--- Problem to solve ---
Within the records that follow, find every line containing the string "title". Copy those lines.

Chart and figure data:
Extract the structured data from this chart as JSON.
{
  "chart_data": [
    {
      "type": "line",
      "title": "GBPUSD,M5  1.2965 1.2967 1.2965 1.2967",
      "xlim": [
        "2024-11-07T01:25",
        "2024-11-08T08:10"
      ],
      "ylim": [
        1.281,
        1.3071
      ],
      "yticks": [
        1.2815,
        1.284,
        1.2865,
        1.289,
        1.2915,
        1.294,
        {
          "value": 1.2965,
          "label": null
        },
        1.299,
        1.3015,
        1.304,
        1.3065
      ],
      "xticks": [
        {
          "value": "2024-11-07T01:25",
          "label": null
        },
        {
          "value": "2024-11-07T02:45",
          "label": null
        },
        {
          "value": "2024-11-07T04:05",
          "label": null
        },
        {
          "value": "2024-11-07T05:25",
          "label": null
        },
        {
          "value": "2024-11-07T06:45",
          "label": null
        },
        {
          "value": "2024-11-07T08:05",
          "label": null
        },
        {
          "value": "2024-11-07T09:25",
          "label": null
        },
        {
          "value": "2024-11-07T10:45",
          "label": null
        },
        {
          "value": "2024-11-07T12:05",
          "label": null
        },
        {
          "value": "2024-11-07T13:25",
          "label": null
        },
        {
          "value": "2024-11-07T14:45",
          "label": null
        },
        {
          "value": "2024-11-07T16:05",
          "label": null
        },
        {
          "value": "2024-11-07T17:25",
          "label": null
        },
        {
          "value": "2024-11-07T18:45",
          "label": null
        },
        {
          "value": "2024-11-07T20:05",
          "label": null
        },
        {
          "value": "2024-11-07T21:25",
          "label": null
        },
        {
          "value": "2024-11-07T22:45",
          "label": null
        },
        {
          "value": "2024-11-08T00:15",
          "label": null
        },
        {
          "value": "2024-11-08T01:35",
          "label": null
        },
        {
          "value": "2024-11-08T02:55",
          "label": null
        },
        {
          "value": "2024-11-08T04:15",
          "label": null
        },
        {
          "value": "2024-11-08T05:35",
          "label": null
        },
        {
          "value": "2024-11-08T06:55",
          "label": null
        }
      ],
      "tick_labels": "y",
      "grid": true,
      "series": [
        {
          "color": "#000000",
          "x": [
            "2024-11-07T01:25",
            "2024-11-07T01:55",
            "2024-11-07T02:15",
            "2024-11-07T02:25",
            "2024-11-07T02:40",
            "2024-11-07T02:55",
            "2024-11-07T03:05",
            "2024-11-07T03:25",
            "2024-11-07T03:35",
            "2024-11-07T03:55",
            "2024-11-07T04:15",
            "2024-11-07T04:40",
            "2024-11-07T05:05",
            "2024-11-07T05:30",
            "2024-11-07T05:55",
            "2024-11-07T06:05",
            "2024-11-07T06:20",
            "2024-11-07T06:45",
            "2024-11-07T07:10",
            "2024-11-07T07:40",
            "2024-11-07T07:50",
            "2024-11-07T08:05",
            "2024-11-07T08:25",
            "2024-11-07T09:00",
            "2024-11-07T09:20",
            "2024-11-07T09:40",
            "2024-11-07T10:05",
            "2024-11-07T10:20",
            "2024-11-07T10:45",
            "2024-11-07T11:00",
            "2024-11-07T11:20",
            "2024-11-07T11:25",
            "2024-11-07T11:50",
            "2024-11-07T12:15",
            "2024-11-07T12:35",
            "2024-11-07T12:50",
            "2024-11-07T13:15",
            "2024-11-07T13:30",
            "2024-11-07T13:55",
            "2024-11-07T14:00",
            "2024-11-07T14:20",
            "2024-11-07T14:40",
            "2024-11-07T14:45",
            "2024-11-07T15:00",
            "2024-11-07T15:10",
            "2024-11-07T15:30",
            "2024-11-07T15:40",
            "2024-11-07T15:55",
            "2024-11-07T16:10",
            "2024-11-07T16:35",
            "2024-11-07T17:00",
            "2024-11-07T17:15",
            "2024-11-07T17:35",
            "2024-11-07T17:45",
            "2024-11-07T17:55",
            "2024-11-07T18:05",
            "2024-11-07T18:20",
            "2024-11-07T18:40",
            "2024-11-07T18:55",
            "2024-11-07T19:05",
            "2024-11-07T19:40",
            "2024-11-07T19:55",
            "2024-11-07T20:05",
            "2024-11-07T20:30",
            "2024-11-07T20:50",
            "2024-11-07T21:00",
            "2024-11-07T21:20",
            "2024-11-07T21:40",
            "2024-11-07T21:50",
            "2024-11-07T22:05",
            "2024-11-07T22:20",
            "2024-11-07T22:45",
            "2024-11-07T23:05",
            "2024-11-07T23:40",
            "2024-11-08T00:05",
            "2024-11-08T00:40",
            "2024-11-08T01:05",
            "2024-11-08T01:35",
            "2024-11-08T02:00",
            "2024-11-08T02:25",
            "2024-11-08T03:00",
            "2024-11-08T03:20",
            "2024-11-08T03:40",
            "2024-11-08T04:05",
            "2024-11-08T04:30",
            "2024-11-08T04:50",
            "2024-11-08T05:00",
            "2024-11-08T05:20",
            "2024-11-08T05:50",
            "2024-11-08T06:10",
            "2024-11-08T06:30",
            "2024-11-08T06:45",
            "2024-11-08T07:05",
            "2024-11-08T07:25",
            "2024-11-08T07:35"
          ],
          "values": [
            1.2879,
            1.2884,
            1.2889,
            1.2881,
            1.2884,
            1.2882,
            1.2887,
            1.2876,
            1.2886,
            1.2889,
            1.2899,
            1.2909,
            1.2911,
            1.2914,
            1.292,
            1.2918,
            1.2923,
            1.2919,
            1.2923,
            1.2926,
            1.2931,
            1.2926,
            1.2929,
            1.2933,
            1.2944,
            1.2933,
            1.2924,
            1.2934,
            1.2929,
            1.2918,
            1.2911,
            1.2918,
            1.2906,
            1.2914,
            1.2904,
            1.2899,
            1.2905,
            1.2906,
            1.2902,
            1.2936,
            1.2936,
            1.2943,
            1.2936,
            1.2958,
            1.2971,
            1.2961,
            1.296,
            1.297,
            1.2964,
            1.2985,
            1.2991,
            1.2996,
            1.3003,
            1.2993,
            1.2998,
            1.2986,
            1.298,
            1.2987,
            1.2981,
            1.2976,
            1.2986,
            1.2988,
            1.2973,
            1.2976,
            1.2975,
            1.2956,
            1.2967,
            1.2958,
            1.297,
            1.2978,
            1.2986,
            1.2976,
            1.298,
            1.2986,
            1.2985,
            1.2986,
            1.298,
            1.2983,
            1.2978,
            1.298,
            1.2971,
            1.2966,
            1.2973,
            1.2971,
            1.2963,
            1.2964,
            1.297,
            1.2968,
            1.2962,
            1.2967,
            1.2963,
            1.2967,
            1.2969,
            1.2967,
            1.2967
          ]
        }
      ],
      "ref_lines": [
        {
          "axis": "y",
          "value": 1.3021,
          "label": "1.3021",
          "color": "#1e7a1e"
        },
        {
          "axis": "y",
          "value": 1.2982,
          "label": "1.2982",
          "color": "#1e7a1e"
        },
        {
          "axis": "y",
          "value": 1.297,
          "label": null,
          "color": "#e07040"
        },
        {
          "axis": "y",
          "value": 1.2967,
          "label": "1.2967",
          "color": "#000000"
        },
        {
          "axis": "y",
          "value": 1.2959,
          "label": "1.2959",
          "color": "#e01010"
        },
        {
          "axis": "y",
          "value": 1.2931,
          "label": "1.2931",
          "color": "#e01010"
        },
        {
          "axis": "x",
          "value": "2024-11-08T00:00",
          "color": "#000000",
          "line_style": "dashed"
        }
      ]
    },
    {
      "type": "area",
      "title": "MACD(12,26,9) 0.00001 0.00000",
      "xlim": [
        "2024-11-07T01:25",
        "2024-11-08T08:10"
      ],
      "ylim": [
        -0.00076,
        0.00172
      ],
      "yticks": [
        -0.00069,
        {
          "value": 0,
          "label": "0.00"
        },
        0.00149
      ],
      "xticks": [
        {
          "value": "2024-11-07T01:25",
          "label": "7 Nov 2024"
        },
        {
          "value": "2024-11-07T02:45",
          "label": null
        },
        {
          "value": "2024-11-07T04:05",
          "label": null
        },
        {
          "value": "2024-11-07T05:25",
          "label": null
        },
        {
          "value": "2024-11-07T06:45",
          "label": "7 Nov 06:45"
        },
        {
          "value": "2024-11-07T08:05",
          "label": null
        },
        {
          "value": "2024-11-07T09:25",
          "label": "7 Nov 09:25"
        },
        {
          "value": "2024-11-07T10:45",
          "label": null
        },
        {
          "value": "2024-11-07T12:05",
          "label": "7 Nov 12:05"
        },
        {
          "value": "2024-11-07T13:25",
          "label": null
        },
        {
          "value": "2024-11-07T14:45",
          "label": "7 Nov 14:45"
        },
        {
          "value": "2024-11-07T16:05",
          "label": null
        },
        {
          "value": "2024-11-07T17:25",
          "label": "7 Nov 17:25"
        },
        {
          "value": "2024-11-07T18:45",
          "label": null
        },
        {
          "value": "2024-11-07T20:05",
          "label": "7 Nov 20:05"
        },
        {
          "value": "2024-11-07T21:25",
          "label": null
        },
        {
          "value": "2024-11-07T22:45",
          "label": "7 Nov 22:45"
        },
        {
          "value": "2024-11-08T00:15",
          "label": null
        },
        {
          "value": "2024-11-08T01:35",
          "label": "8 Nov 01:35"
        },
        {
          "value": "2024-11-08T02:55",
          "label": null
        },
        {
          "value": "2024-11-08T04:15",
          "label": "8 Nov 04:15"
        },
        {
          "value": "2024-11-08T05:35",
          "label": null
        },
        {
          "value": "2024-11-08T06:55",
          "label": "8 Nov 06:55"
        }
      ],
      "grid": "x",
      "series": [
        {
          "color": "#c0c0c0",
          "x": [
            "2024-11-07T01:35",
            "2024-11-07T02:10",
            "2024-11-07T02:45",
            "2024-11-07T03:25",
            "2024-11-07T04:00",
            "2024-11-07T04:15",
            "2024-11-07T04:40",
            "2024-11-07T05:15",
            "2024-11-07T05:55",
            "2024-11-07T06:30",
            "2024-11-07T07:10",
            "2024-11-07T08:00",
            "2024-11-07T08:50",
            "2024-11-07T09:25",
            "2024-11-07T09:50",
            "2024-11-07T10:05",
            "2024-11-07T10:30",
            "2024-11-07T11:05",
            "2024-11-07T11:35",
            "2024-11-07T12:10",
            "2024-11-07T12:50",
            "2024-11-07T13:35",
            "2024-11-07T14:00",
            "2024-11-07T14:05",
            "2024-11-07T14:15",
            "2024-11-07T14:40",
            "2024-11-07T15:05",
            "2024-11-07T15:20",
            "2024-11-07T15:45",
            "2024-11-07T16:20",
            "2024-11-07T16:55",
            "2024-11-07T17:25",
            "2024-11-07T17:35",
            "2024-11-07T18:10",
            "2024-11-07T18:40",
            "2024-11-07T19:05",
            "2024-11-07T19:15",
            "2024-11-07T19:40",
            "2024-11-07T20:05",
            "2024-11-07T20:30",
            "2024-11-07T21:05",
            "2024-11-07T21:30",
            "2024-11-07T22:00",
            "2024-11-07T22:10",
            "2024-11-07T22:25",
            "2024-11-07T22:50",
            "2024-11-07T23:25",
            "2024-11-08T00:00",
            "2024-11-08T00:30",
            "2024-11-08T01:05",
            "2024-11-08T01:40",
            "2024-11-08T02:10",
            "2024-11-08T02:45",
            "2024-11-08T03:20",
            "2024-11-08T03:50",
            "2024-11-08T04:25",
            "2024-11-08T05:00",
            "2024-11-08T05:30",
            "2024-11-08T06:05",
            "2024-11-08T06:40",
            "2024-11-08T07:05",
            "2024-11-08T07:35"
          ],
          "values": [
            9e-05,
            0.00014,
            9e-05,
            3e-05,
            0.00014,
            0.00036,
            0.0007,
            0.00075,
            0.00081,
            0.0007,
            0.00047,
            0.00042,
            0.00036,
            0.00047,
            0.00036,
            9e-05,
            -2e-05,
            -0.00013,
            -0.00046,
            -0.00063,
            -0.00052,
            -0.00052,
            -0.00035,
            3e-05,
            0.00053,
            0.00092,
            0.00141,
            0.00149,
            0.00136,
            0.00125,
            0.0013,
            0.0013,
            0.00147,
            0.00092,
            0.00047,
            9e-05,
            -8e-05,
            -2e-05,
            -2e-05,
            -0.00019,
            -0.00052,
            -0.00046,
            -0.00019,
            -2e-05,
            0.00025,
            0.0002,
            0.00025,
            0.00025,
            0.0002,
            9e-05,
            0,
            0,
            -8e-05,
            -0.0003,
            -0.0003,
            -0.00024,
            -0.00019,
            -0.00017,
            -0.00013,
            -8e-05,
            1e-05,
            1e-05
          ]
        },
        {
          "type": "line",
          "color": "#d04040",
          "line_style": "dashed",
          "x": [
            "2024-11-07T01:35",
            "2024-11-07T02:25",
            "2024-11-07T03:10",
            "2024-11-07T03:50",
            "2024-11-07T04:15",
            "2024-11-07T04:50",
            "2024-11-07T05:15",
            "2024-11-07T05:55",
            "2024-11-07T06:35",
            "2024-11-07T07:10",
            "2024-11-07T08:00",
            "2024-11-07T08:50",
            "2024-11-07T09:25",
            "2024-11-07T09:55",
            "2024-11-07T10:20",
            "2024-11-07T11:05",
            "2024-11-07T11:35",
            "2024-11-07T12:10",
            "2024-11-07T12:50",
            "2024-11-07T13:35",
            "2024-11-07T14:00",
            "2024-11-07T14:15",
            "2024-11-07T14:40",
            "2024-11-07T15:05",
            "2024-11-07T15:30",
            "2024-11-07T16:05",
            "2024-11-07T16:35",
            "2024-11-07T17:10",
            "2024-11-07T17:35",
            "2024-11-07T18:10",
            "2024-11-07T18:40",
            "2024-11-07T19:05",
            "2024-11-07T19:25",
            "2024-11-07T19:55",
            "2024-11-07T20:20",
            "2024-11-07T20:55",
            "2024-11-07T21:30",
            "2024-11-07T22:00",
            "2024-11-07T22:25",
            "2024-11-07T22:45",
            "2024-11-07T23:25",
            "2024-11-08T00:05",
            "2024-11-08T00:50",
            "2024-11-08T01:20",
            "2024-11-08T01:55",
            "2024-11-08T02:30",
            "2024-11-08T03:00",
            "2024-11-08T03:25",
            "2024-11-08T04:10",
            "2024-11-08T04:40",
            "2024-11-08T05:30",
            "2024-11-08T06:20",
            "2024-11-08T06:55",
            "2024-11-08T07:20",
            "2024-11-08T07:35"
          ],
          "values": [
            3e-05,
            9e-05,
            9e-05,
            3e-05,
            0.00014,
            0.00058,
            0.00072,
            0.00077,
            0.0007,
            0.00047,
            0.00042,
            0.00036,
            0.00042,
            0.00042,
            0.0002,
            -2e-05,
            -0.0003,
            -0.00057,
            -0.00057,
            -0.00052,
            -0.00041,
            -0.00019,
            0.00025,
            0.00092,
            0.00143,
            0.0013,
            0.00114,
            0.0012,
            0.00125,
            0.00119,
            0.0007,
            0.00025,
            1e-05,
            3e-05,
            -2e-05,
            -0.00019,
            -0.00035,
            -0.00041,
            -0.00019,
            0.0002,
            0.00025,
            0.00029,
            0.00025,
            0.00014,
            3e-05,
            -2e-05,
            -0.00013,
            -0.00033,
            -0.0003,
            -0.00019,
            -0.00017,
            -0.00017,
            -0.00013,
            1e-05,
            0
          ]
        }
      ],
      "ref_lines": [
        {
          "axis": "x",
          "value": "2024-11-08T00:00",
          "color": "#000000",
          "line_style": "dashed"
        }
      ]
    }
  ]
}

--- Written solution ---
      "title": "GBPUSD,M5  1.2965 1.2967 1.2965 1.2967",
      "title": "MACD(12,26,9) 0.00001 0.00000",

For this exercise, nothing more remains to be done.